_Task to carry out_. Below is a block of records; reproduce all of them exactly and leave out any pictures.

_Stored records_.
* begin *

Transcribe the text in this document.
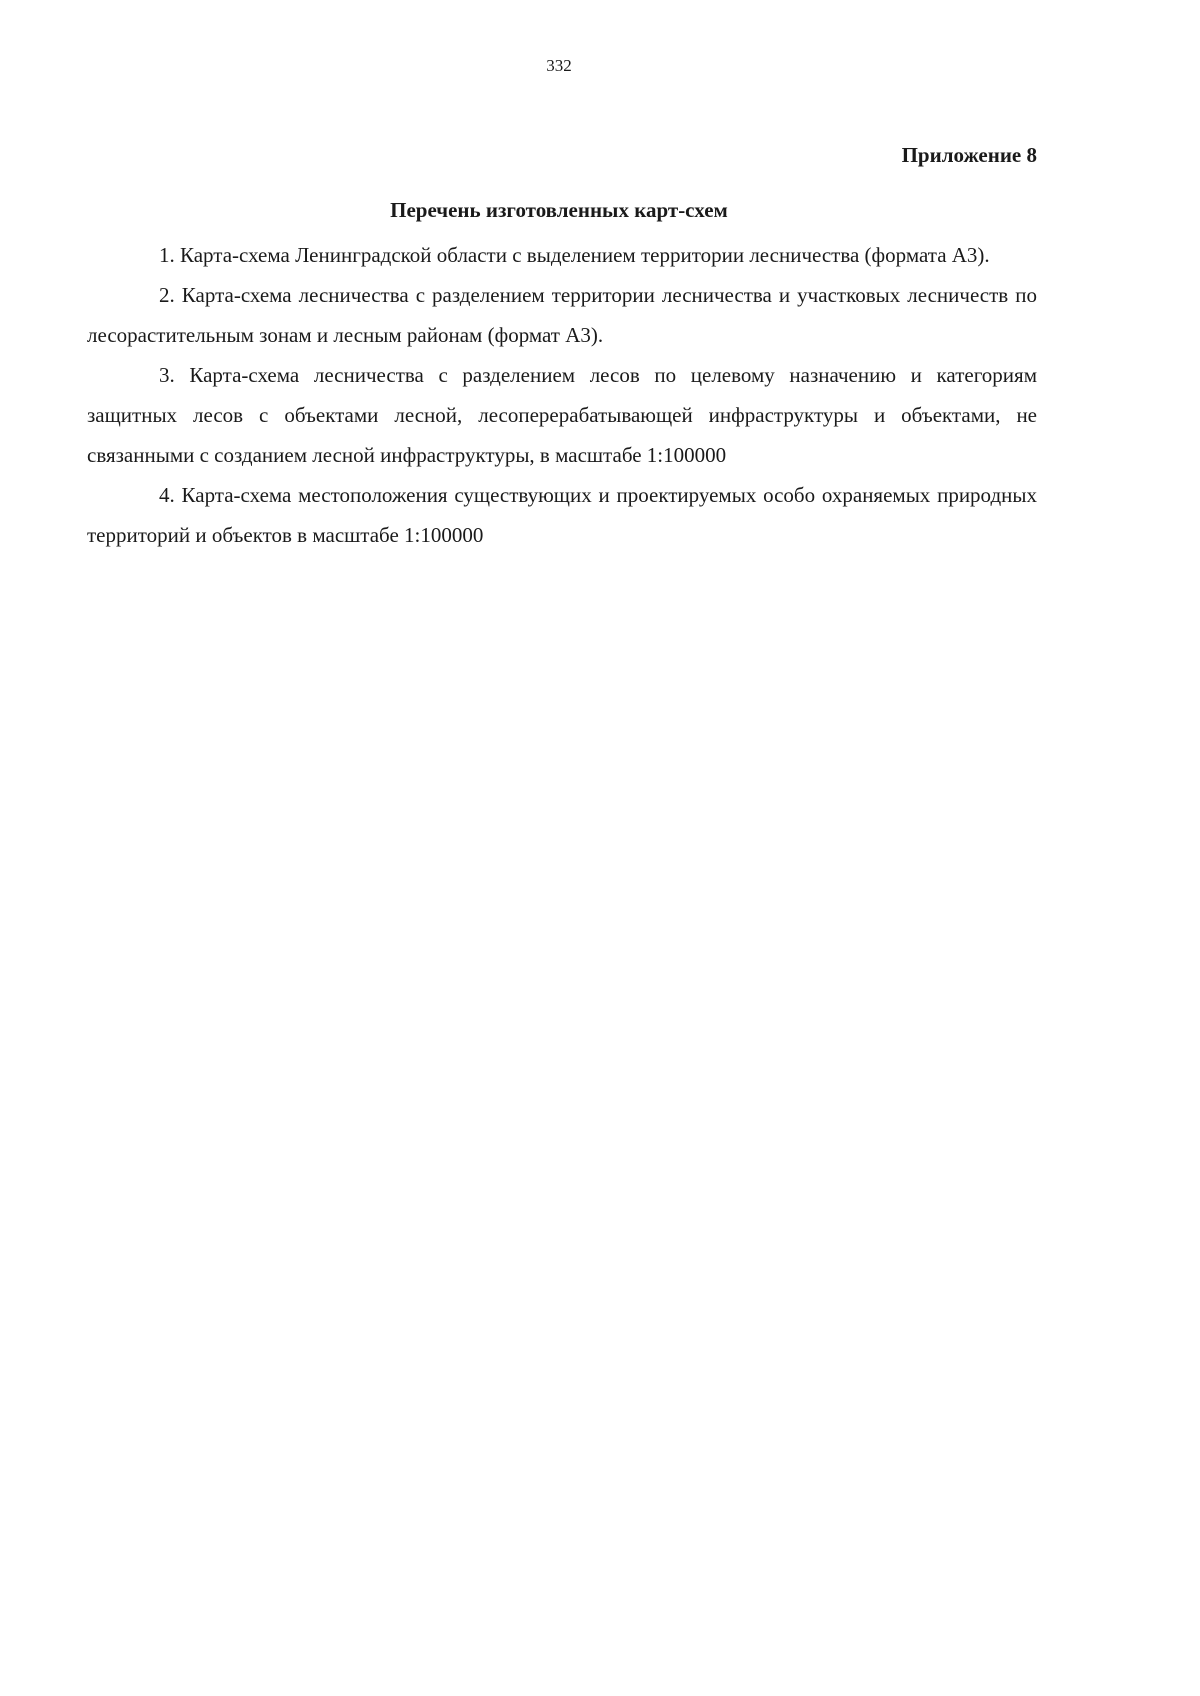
332
Приложение 8
Перечень изготовленных карт-схем
1. Карта-схема Ленинградской области с выделением территории лесничества (формата А3).
2. Карта-схема лесничества с разделением территории лесничества и участковых лесничеств по лесорастительным зонам и лесным районам (формат А3).
3. Карта-схема лесничества с разделением лесов по целевому назначению и категориям защитных лесов с объектами лесной, лесоперерабатывающей инфраструктуры и объектами, не связанными с созданием лесной инфраструктуры, в масштабе 1:100000
4. Карта-схема местоположения существующих и проектируемых особо охраняемых природных территорий и объектов в масштабе 1:100000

* end *

_Reply_.
Transcribe the text in this document.
332
Приложение 8
Перечень изготовленных карт-схем
1. Карта-схема Ленинградской области с выделением территории лесничества (формата А3).
2. Карта-схема лесничества с разделением территории лесничества и участковых лесничеств по лесорастительным зонам и лесным районам (формат А3).
3. Карта-схема лесничества с разделением лесов по целевому назначению и категориям защитных лесов с объектами лесной, лесоперерабатывающей инфраструктуры и объектами, не связанными с созданием лесной инфраструктуры, в масштабе 1:100000
4. Карта-схема местоположения существующих и проектируемых особо охраняемых природных территорий и объектов в масштабе 1:100000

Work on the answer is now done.